What is required :: Check each line of the material below for "Daulah", then copy the ones that contain it.

Data lines ::
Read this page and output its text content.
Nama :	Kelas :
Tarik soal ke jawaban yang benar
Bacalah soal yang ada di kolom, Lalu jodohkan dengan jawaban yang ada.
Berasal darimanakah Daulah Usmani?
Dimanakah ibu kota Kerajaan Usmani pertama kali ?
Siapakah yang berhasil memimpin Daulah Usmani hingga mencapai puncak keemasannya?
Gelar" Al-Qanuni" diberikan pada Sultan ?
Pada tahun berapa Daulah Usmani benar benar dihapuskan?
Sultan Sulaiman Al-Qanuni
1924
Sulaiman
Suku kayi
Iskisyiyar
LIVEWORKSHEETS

Result of this task ::
Berasal darimanakah Daulah Usmani?
Siapakah yang berhasil memimpin Daulah Usmani hingga mencapai puncak keemasannya?
Pada tahun berapa Daulah Usmani benar benar dihapuskan?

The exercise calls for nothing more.